* _Input rows_
>> Begin

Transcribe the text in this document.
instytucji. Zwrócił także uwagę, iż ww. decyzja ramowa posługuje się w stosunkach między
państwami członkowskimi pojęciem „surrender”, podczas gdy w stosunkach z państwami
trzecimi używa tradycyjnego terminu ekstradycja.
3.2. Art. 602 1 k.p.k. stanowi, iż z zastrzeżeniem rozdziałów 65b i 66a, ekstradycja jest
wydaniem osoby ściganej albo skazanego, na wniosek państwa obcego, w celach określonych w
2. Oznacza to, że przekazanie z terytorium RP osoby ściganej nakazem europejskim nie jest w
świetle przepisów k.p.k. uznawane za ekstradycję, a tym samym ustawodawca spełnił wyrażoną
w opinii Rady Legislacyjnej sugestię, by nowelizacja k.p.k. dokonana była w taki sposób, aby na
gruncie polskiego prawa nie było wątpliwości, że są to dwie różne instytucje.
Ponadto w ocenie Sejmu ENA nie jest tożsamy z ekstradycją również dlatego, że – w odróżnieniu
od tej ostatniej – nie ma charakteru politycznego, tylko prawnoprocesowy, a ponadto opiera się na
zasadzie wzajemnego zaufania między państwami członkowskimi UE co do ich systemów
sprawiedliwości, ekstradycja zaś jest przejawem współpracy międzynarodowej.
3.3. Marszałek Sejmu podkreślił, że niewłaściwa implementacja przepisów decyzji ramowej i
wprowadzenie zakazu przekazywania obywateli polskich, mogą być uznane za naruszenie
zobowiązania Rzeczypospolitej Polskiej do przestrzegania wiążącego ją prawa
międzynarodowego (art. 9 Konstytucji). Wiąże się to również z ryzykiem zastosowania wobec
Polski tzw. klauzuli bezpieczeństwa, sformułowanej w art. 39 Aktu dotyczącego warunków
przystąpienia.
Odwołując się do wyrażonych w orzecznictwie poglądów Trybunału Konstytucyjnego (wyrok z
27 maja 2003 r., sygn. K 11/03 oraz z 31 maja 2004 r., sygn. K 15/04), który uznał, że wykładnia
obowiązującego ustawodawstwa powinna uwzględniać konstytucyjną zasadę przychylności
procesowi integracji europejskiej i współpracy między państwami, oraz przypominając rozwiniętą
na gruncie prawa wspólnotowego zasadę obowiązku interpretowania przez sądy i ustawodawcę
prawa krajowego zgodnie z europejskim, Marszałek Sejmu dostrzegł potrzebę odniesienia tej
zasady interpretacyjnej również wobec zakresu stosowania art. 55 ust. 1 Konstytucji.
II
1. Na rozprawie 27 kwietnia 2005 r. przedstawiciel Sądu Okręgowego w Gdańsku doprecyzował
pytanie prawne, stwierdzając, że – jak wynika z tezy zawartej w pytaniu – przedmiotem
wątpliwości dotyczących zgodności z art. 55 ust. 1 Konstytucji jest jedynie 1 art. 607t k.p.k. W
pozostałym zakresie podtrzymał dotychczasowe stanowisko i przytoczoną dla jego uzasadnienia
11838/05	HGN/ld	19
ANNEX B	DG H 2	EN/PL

>> End

* _Work required_
Retype all the material above precisely, with no line left out.

* _Result for this task_
Transcribe the text in this document.
instytucji. Zwrócił także uwagę, iż ww. decyzja ramowa posługuje się w stosunkach między
państwami członkowskimi pojęciem „surrender”, podczas gdy w stosunkach z państwami
trzecimi używa tradycyjnego terminu ekstradycja.
3.2. Art. 602 1 k.p.k. stanowi, iż z zastrzeżeniem rozdziałów 65b i 66a, ekstradycja jest
wydaniem osoby ściganej albo skazanego, na wniosek państwa obcego, w celach określonych w
2. Oznacza to, że przekazanie z terytorium RP osoby ściganej nakazem europejskim nie jest w
świetle przepisów k.p.k. uznawane za ekstradycję, a tym samym ustawodawca spełnił wyrażoną
w opinii Rady Legislacyjnej sugestię, by nowelizacja k.p.k. dokonana była w taki sposób, aby na
gruncie polskiego prawa nie było wątpliwości, że są to dwie różne instytucje.
Ponadto w ocenie Sejmu ENA nie jest tożsamy z ekstradycją również dlatego, że – w odróżnieniu
od tej ostatniej – nie ma charakteru politycznego, tylko prawnoprocesowy, a ponadto opiera się na
zasadzie wzajemnego zaufania między państwami członkowskimi UE co do ich systemów
sprawiedliwości, ekstradycja zaś jest przejawem współpracy międzynarodowej.
3.3. Marszałek Sejmu podkreślił, że niewłaściwa implementacja przepisów decyzji ramowej i
wprowadzenie zakazu przekazywania obywateli polskich, mogą być uznane za naruszenie
zobowiązania Rzeczypospolitej Polskiej do przestrzegania wiążącego ją prawa
międzynarodowego (art. 9 Konstytucji). Wiąże się to również z ryzykiem zastosowania wobec
Polski tzw. klauzuli bezpieczeństwa, sformułowanej w art. 39 Aktu dotyczącego warunków
przystąpienia.
Odwołując się do wyrażonych w orzecznictwie poglądów Trybunału Konstytucyjnego (wyrok z
27 maja 2003 r., sygn. K 11/03 oraz z 31 maja 2004 r., sygn. K 15/04), który uznał, że wykładnia
obowiązującego ustawodawstwa powinna uwzględniać konstytucyjną zasadę przychylności
procesowi integracji europejskiej i współpracy między państwami, oraz przypominając rozwiniętą
na gruncie prawa wspólnotowego zasadę obowiązku interpretowania przez sądy i ustawodawcę
prawa krajowego zgodnie z europejskim, Marszałek Sejmu dostrzegł potrzebę odniesienia tej
zasady interpretacyjnej również wobec zakresu stosowania art. 55 ust. 1 Konstytucji.
II
1. Na rozprawie 27 kwietnia 2005 r. przedstawiciel Sądu Okręgowego w Gdańsku doprecyzował
pytanie prawne, stwierdzając, że – jak wynika z tezy zawartej w pytaniu – przedmiotem
wątpliwości dotyczących zgodności z art. 55 ust. 1 Konstytucji jest jedynie 1 art. 607t k.p.k. W
pozostałym zakresie podtrzymał dotychczasowe stanowisko i przytoczoną dla jego uzasadnienia
11838/05	HGN/ld	19
ANNEX B	DG H 2	EN/PL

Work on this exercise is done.